Below is a block of records; repeat all of them exactly.

--- START DATA RECORDS ---

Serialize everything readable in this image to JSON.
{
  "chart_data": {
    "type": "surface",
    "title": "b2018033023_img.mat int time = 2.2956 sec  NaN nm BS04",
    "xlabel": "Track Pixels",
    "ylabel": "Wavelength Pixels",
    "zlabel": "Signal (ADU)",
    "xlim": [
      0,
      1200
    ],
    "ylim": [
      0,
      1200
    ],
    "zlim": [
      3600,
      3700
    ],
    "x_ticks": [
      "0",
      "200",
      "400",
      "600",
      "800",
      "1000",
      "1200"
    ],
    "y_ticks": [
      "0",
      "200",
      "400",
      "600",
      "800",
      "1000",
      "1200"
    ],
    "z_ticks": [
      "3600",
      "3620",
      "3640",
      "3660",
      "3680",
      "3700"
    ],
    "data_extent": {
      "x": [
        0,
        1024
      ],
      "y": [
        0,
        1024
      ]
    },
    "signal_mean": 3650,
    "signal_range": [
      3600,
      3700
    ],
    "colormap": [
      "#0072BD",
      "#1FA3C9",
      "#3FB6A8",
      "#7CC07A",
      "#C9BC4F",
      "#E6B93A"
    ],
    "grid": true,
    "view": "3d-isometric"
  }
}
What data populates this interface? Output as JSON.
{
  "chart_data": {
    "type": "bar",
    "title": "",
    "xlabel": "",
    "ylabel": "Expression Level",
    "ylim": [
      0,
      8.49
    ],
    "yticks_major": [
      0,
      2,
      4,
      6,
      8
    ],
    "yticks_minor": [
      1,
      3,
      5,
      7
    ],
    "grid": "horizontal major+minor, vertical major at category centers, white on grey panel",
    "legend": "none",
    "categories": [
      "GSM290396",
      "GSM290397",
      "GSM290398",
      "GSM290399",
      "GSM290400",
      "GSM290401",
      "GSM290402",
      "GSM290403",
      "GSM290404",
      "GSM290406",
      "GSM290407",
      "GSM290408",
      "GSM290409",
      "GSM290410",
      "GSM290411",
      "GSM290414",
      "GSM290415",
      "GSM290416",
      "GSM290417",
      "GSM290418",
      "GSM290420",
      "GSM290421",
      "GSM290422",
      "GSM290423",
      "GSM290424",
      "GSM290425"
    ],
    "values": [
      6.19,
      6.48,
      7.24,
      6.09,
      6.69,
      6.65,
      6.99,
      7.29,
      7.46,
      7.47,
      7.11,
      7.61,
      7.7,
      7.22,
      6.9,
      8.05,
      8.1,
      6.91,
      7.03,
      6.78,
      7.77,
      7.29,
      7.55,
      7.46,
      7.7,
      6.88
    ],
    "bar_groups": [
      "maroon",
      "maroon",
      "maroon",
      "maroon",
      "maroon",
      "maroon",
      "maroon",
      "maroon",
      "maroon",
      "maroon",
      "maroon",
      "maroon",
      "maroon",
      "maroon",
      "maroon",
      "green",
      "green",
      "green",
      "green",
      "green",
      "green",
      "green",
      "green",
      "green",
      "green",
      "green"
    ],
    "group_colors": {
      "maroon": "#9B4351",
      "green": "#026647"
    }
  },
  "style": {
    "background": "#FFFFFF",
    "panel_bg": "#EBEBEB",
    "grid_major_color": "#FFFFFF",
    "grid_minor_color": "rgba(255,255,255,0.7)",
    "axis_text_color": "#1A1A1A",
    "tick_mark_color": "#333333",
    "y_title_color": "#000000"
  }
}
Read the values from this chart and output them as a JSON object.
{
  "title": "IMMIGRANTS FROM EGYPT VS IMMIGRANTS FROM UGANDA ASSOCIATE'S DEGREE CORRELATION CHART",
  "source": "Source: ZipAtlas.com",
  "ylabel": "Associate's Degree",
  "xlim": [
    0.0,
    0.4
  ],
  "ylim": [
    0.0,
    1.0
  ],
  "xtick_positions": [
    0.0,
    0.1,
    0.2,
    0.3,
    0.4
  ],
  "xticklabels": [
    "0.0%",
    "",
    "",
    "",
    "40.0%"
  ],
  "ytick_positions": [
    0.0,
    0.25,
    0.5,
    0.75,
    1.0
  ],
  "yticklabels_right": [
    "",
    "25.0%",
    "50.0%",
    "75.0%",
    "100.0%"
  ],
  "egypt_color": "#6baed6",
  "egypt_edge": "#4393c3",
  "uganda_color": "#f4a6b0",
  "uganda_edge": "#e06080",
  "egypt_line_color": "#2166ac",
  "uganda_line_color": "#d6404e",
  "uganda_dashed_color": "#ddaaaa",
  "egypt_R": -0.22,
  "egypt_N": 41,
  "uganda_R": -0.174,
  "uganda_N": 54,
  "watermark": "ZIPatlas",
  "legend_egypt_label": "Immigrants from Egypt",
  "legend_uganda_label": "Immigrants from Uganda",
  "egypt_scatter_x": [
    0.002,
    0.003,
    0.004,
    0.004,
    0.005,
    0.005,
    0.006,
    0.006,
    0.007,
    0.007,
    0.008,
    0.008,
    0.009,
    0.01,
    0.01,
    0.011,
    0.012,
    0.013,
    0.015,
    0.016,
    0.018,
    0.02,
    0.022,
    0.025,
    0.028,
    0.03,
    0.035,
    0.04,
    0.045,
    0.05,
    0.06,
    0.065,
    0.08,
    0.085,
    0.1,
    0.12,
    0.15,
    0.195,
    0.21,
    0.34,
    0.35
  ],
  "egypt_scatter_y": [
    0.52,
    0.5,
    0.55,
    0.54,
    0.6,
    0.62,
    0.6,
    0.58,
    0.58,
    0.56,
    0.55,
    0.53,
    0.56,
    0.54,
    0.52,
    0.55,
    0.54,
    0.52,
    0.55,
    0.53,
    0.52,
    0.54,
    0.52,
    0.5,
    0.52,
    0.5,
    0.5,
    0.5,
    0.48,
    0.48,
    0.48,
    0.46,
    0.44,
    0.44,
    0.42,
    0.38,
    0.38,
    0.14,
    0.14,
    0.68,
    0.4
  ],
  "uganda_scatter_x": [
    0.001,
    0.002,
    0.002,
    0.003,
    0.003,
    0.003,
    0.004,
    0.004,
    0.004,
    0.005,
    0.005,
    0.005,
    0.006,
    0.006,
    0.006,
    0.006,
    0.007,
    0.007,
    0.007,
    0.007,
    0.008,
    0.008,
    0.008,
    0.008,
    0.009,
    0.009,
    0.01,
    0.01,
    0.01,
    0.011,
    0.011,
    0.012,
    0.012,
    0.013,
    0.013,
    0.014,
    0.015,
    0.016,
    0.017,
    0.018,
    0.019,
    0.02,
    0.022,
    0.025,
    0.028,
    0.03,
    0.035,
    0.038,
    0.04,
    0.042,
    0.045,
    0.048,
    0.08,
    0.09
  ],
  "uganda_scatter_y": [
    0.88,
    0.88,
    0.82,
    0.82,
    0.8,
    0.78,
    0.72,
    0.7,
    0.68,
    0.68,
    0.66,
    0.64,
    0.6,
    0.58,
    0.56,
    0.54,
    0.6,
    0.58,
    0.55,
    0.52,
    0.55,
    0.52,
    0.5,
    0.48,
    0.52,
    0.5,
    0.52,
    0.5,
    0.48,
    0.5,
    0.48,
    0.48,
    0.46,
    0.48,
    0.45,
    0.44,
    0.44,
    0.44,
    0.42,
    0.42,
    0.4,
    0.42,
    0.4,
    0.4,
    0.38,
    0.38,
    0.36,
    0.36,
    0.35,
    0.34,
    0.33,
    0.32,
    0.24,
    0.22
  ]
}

--- END DATA RECORDS ---

■ CORRECT RESPONSE:
Serialize everything readable in this image to JSON.
{
  "chart_data": {
    "type": "surface",
    "title": "b2018033023_img.mat int time = 2.2956 sec  NaN nm BS04",
    "xlabel": "Track Pixels",
    "ylabel": "Wavelength Pixels",
    "zlabel": "Signal (ADU)",
    "xlim": [
      0,
      1200
    ],
    "ylim": [
      0,
      1200
    ],
    "zlim": [
      3600,
      3700
    ],
    "x_ticks": [
      "0",
      "200",
      "400",
      "600",
      "800",
      "1000",
      "1200"
    ],
    "y_ticks": [
      "0",
      "200",
      "400",
      "600",
      "800",
      "1000",
      "1200"
    ],
    "z_ticks": [
      "3600",
      "3620",
      "3640",
      "3660",
      "3680",
      "3700"
    ],
    "data_extent": {
      "x": [
        0,
        1024
      ],
      "y": [
        0,
        1024
      ]
    },
    "signal_mean": 3650,
    "signal_range": [
      3600,
      3700
    ],
    "colormap": [
      "#0072BD",
      "#1FA3C9",
      "#3FB6A8",
      "#7CC07A",
      "#C9BC4F",
      "#E6B93A"
    ],
    "grid": true,
    "view": "3d-isometric"
  }
}
What data populates this interface? Output as JSON.
{
  "chart_data": {
    "type": "bar",
    "title": "",
    "xlabel": "",
    "ylabel": "Expression Level",
    "ylim": [
      0,
      8.49
    ],
    "yticks_major": [
      0,
      2,
      4,
      6,
      8
    ],
    "yticks_minor": [
      1,
      3,
      5,
      7
    ],
    "grid": "horizontal major+minor, vertical major at category centers, white on grey panel",
    "legend": "none",
    "categories": [
      "GSM290396",
      "GSM290397",
      "GSM290398",
      "GSM290399",
      "GSM290400",
      "GSM290401",
      "GSM290402",
      "GSM290403",
      "GSM290404",
      "GSM290406",
      "GSM290407",
      "GSM290408",
      "GSM290409",
      "GSM290410",
      "GSM290411",
      "GSM290414",
      "GSM290415",
      "GSM290416",
      "GSM290417",
      "GSM290418",
      "GSM290420",
      "GSM290421",
      "GSM290422",
      "GSM290423",
      "GSM290424",
      "GSM290425"
    ],
    "values": [
      6.19,
      6.48,
      7.24,
      6.09,
      6.69,
      6.65,
      6.99,
      7.29,
      7.46,
      7.47,
      7.11,
      7.61,
      7.7,
      7.22,
      6.9,
      8.05,
      8.1,
      6.91,
      7.03,
      6.78,
      7.77,
      7.29,
      7.55,
      7.46,
      7.7,
      6.88
    ],
    "bar_groups": [
      "maroon",
      "maroon",
      "maroon",
      "maroon",
      "maroon",
      "maroon",
      "maroon",
      "maroon",
      "maroon",
      "maroon",
      "maroon",
      "maroon",
      "maroon",
      "maroon",
      "maroon",
      "green",
      "green",
      "green",
      "green",
      "green",
      "green",
      "green",
      "green",
      "green",
      "green",
      "green"
    ],
    "group_colors": {
      "maroon": "#9B4351",
      "green": "#026647"
    }
  },
  "style": {
    "background": "#FFFFFF",
    "panel_bg": "#EBEBEB",
    "grid_major_color": "#FFFFFF",
    "grid_minor_color": "rgba(255,255,255,0.7)",
    "axis_text_color": "#1A1A1A",
    "tick_mark_color": "#333333",
    "y_title_color": "#000000"
  }
}
Read the values from this chart and output them as a JSON object.
{
  "title": "IMMIGRANTS FROM EGYPT VS IMMIGRANTS FROM UGANDA ASSOCIATE'S DEGREE CORRELATION CHART",
  "source": "Source: ZipAtlas.com",
  "ylabel": "Associate's Degree",
  "xlim": [
    0.0,
    0.4
  ],
  "ylim": [
    0.0,
    1.0
  ],
  "xtick_positions": [
    0.0,
    0.1,
    0.2,
    0.3,
    0.4
  ],
  "xticklabels": [
    "0.0%",
    "",
    "",
    "",
    "40.0%"
  ],
  "ytick_positions": [
    0.0,
    0.25,
    0.5,
    0.75,
    1.0
  ],
  "yticklabels_right": [
    "",
    "25.0%",
    "50.0%",
    "75.0%",
    "100.0%"
  ],
  "egypt_color": "#6baed6",
  "egypt_edge": "#4393c3",
  "uganda_color": "#f4a6b0",
  "uganda_edge": "#e06080",
  "egypt_line_color": "#2166ac",
  "uganda_line_color": "#d6404e",
  "uganda_dashed_color": "#ddaaaa",
  "egypt_R": -0.22,
  "egypt_N": 41,
  "uganda_R": -0.174,
  "uganda_N": 54,
  "watermark": "ZIPatlas",
  "legend_egypt_label": "Immigrants from Egypt",
  "legend_uganda_label": "Immigrants from Uganda",
  "egypt_scatter_x": [
    0.002,
    0.003,
    0.004,
    0.004,
    0.005,
    0.005,
    0.006,
    0.006,
    0.007,
    0.007,
    0.008,
    0.008,
    0.009,
    0.01,
    0.01,
    0.011,
    0.012,
    0.013,
    0.015,
    0.016,
    0.018,
    0.02,
    0.022,
    0.025,
    0.028,
    0.03,
    0.035,
    0.04,
    0.045,
    0.05,
    0.06,
    0.065,
    0.08,
    0.085,
    0.1,
    0.12,
    0.15,
    0.195,
    0.21,
    0.34,
    0.35
  ],
  "egypt_scatter_y": [
    0.52,
    0.5,
    0.55,
    0.54,
    0.6,
    0.62,
    0.6,
    0.58,
    0.58,
    0.56,
    0.55,
    0.53,
    0.56,
    0.54,
    0.52,
    0.55,
    0.54,
    0.52,
    0.55,
    0.53,
    0.52,
    0.54,
    0.52,
    0.5,
    0.52,
    0.5,
    0.5,
    0.5,
    0.48,
    0.48,
    0.48,
    0.46,
    0.44,
    0.44,
    0.42,
    0.38,
    0.38,
    0.14,
    0.14,
    0.68,
    0.4
  ],
  "uganda_scatter_x": [
    0.001,
    0.002,
    0.002,
    0.003,
    0.003,
    0.003,
    0.004,
    0.004,
    0.004,
    0.005,
    0.005,
    0.005,
    0.006,
    0.006,
    0.006,
    0.006,
    0.007,
    0.007,
    0.007,
    0.007,
    0.008,
    0.008,
    0.008,
    0.008,
    0.009,
    0.009,
    0.01,
    0.01,
    0.01,
    0.011,
    0.011,
    0.012,
    0.012,
    0.013,
    0.013,
    0.014,
    0.015,
    0.016,
    0.017,
    0.018,
    0.019,
    0.02,
    0.022,
    0.025,
    0.028,
    0.03,
    0.035,
    0.038,
    0.04,
    0.042,
    0.045,
    0.048,
    0.08,
    0.09
  ],
  "uganda_scatter_y": [
    0.88,
    0.88,
    0.82,
    0.82,
    0.8,
    0.78,
    0.72,
    0.7,
    0.68,
    0.68,
    0.66,
    0.64,
    0.6,
    0.58,
    0.56,
    0.54,
    0.6,
    0.58,
    0.55,
    0.52,
    0.55,
    0.52,
    0.5,
    0.48,
    0.52,
    0.5,
    0.52,
    0.5,
    0.48,
    0.5,
    0.48,
    0.48,
    0.46,
    0.48,
    0.45,
    0.44,
    0.44,
    0.44,
    0.42,
    0.42,
    0.4,
    0.42,
    0.4,
    0.4,
    0.38,
    0.38,
    0.36,
    0.36,
    0.35,
    0.34,
    0.33,
    0.32,
    0.24,
    0.22
  ]
}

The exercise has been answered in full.